*Problem statement*.
Gather up the lines that contain "account".

*Record excerpts*.

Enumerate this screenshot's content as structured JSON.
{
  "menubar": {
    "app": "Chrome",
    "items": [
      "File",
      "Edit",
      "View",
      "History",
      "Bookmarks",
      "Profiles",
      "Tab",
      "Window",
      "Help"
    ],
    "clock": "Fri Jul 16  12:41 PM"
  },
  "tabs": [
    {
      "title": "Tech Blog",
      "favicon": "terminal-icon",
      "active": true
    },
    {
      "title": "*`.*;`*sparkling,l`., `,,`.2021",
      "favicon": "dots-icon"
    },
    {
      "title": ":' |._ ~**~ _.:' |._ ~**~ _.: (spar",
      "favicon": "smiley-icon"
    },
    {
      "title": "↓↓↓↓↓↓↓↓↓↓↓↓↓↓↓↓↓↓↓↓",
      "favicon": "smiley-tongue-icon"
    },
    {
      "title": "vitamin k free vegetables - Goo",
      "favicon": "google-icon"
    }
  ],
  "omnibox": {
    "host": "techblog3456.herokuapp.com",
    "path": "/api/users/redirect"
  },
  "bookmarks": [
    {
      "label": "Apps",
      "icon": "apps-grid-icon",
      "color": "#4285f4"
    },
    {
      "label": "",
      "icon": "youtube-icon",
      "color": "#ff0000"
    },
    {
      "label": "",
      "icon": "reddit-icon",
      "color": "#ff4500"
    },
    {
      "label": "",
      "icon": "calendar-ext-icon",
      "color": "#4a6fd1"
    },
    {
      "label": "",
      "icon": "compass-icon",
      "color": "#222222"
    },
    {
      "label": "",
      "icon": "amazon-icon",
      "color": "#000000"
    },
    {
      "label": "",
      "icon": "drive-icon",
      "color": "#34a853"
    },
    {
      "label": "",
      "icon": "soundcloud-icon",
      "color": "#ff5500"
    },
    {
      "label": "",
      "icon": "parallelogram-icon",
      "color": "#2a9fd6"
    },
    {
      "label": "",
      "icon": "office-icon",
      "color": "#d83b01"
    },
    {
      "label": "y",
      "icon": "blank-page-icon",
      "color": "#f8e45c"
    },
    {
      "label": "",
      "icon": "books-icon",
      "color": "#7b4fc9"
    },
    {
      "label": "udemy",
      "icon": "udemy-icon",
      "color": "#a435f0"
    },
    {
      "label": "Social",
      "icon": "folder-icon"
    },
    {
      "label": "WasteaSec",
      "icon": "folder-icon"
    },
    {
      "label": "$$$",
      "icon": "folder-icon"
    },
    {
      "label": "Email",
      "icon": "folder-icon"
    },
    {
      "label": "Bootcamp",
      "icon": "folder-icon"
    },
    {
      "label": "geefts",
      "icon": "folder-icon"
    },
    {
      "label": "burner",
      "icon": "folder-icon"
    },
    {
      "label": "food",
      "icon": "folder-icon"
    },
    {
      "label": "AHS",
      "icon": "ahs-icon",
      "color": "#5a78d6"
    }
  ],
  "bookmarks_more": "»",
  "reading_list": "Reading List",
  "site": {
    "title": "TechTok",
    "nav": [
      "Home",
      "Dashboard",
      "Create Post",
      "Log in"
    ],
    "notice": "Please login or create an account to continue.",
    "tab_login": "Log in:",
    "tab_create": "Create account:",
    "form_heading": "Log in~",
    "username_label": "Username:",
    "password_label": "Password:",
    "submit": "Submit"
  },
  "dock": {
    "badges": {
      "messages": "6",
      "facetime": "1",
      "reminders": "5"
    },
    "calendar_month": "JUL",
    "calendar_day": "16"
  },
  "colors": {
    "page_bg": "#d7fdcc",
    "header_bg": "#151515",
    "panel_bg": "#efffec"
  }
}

*Reply*.
    "notice": "Please login or create an account to continue.",
    "tab_create": "Create account:",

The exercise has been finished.